Provided information:
**********

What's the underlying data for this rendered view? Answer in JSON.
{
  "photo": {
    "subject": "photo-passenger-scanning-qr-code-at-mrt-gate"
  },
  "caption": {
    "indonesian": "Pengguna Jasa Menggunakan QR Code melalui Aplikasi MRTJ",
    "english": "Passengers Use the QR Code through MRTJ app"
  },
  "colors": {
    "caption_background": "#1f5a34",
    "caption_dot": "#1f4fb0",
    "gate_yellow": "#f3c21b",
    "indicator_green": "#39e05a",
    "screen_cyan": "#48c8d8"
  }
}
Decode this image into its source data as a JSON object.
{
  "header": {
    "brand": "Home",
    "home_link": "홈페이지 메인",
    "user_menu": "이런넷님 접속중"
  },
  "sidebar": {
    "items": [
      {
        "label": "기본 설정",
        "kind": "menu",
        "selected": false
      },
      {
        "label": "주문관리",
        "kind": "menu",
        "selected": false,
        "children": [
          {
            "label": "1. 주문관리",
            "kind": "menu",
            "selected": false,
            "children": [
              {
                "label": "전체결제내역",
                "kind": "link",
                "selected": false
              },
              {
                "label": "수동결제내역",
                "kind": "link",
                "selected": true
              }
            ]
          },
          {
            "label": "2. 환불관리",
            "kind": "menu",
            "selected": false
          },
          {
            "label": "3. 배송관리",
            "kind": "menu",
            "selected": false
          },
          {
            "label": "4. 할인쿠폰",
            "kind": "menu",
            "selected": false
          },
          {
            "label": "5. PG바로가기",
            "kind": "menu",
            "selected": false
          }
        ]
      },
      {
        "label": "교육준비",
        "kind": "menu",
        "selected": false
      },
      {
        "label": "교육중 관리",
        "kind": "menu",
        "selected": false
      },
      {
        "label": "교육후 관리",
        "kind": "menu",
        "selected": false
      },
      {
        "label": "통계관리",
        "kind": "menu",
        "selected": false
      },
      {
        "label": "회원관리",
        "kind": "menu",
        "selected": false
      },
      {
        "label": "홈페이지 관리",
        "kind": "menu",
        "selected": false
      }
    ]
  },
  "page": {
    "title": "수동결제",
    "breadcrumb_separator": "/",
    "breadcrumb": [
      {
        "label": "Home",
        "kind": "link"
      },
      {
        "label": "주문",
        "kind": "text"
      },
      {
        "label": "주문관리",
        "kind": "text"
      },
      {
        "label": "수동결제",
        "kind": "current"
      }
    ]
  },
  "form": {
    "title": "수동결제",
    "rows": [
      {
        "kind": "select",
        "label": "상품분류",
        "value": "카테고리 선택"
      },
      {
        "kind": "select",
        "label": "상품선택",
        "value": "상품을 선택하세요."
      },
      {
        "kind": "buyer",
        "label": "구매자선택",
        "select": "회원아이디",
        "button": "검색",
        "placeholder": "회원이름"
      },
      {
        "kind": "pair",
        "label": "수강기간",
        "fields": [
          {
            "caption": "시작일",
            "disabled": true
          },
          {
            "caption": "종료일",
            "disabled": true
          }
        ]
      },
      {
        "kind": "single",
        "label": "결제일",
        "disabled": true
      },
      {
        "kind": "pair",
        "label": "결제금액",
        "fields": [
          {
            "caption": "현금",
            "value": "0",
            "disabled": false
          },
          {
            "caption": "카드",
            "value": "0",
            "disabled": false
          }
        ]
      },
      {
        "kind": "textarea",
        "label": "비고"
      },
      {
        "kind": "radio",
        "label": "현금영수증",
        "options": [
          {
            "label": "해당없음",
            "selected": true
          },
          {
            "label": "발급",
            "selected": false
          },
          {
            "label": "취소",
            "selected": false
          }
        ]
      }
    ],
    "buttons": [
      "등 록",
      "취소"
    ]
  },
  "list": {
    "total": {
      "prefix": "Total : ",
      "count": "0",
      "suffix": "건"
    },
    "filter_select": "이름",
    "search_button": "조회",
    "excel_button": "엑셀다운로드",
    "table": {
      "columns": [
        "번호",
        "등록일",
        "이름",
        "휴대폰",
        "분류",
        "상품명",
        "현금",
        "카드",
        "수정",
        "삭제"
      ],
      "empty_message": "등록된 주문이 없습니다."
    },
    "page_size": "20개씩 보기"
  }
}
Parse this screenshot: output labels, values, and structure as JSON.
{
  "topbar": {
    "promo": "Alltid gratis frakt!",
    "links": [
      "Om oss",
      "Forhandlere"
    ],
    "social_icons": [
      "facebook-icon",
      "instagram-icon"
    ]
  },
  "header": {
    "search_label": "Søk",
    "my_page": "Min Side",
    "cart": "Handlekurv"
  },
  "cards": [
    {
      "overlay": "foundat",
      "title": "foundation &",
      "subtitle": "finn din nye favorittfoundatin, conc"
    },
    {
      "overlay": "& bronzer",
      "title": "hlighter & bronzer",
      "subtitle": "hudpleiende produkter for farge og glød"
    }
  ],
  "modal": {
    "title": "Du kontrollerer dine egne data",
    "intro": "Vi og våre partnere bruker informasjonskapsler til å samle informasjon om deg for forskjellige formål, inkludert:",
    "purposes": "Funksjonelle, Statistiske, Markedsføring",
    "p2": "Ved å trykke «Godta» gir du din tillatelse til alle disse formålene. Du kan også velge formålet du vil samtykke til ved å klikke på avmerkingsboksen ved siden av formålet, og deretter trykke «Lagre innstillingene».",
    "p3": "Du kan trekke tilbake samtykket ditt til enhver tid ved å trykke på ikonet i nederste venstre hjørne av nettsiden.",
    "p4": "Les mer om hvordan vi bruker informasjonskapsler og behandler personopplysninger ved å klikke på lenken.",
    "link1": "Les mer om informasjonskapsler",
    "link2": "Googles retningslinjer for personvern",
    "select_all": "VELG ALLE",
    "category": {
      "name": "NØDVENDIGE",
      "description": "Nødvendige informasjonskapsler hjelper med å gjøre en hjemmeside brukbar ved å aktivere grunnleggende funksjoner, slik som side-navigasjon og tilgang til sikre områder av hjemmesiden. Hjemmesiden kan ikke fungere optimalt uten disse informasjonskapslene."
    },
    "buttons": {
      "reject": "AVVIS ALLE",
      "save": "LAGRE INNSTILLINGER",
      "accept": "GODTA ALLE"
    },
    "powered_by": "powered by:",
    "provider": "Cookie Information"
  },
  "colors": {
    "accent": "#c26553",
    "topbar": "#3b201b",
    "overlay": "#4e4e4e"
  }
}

**********

Exercise details: Copy each line of the records that contains the word "true".

Response for this exercise:
                "selected": true
            "disabled": true
            "disabled": true
        "disabled": true
            "selected": true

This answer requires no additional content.